Exercise details:
Check each line of the material below for "derzeitige", then copy the ones that contain it.

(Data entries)
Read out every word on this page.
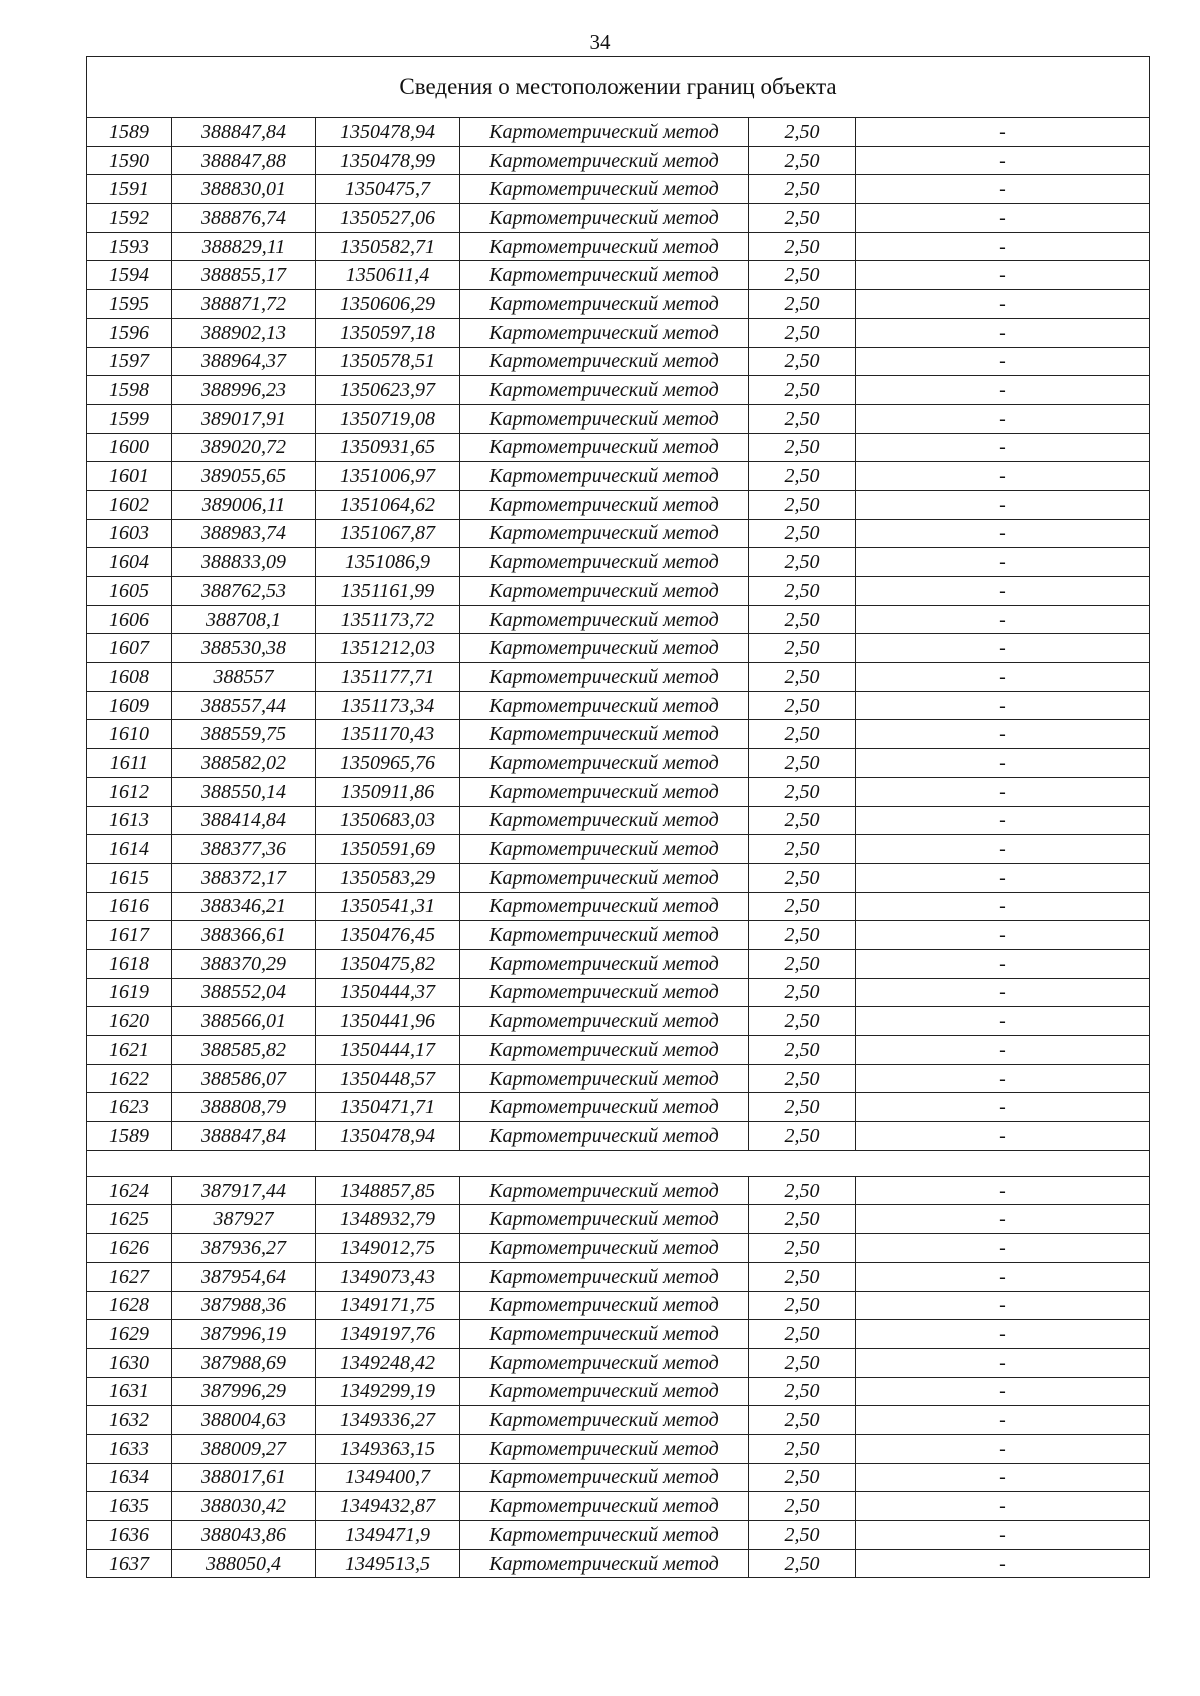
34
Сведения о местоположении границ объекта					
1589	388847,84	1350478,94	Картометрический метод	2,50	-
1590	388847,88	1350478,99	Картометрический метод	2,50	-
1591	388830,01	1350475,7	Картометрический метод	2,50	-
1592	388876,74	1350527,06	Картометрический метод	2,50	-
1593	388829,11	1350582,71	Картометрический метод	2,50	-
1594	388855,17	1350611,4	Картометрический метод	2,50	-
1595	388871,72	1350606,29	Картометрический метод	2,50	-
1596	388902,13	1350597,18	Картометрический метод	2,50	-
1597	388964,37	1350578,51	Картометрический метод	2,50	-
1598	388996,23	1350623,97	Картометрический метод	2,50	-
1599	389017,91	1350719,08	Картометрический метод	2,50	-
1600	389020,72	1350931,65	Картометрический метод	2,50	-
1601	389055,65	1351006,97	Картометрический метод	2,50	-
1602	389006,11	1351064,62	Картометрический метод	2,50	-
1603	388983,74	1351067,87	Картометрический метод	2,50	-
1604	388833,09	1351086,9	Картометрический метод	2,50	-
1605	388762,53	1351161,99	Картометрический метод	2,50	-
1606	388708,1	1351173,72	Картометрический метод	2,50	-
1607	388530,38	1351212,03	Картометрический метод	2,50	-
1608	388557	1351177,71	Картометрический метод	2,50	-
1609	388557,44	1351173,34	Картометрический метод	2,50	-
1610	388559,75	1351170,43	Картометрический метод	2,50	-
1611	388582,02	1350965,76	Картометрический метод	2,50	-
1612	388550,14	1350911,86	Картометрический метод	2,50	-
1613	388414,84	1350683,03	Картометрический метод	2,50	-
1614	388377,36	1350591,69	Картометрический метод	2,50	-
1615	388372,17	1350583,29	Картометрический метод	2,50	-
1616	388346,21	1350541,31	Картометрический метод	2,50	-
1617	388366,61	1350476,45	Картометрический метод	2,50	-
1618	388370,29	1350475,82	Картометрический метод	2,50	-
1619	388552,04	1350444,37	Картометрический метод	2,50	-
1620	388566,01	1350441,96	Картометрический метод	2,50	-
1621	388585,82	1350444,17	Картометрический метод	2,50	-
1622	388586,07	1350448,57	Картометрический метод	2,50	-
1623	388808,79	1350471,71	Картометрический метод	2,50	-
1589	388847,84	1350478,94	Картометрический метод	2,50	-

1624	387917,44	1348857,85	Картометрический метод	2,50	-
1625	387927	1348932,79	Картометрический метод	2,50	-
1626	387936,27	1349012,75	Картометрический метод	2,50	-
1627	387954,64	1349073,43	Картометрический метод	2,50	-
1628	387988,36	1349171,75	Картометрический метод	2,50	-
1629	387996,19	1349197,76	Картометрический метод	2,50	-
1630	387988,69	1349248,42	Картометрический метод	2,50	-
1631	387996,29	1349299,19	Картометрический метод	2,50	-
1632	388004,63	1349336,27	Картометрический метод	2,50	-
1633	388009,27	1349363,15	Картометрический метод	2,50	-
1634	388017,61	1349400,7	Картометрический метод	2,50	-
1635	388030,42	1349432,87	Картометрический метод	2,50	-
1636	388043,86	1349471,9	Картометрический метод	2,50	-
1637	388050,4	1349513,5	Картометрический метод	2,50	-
* * *
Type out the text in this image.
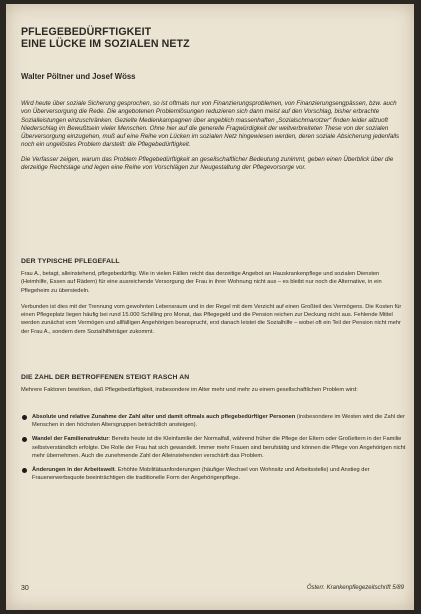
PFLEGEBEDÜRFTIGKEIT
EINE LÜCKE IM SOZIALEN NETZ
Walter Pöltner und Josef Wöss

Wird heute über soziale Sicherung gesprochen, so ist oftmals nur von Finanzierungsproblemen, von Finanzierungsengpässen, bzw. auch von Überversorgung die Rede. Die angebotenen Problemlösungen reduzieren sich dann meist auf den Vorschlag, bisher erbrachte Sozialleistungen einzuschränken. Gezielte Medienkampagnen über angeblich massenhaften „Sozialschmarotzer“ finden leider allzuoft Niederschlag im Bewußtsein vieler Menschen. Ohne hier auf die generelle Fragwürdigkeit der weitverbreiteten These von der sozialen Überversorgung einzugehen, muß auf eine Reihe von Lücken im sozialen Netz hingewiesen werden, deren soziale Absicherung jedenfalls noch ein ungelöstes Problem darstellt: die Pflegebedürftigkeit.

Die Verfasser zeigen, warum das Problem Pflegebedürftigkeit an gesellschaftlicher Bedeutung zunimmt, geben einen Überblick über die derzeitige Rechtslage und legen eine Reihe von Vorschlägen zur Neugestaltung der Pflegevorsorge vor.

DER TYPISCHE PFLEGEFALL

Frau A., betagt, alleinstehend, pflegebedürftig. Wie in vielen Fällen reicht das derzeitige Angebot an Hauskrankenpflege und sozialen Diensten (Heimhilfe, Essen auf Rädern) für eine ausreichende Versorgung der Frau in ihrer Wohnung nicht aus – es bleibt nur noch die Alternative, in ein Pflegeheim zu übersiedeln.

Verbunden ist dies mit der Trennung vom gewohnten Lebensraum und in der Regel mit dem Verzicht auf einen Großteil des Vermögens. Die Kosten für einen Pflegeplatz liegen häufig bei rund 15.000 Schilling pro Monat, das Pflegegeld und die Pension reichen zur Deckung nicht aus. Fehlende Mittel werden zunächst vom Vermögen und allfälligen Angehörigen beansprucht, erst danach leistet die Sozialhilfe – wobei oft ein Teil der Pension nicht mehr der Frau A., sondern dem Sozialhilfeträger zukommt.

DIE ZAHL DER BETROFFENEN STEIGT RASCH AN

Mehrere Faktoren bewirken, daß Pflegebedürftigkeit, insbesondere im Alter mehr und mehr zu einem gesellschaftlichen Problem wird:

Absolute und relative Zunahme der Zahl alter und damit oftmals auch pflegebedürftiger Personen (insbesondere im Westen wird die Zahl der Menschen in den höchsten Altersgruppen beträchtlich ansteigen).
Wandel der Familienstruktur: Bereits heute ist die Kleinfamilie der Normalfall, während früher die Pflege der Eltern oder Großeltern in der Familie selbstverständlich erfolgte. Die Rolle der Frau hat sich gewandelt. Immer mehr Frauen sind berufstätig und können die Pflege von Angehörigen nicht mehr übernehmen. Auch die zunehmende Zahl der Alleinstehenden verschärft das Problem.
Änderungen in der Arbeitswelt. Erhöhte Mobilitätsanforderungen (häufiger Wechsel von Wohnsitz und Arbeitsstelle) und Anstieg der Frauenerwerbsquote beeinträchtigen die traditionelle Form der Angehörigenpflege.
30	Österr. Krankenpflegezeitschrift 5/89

Response to the task:
Die Verfasser zeigen, warum das Problem Pflegebedürftigkeit an gesellschaftlicher Bedeutung zunimmt, geben einen Überblick über die derzeitige Rechtslage und legen eine Reihe von Vorschlägen zur Neugestaltung der Pflegevorsorge vor.
Frau A., betagt, alleinstehend, pflegebedürftig. Wie in vielen Fällen reicht das derzeitige Angebot an Hauskrankenpflege und sozialen Diensten (Heimhilfe, Essen auf Rädern) für eine ausreichende Versorgung der Frau in ihrer Wohnung nicht aus – es bleibt nur noch die Alternative, in ein Pflegeheim zu übersiedeln.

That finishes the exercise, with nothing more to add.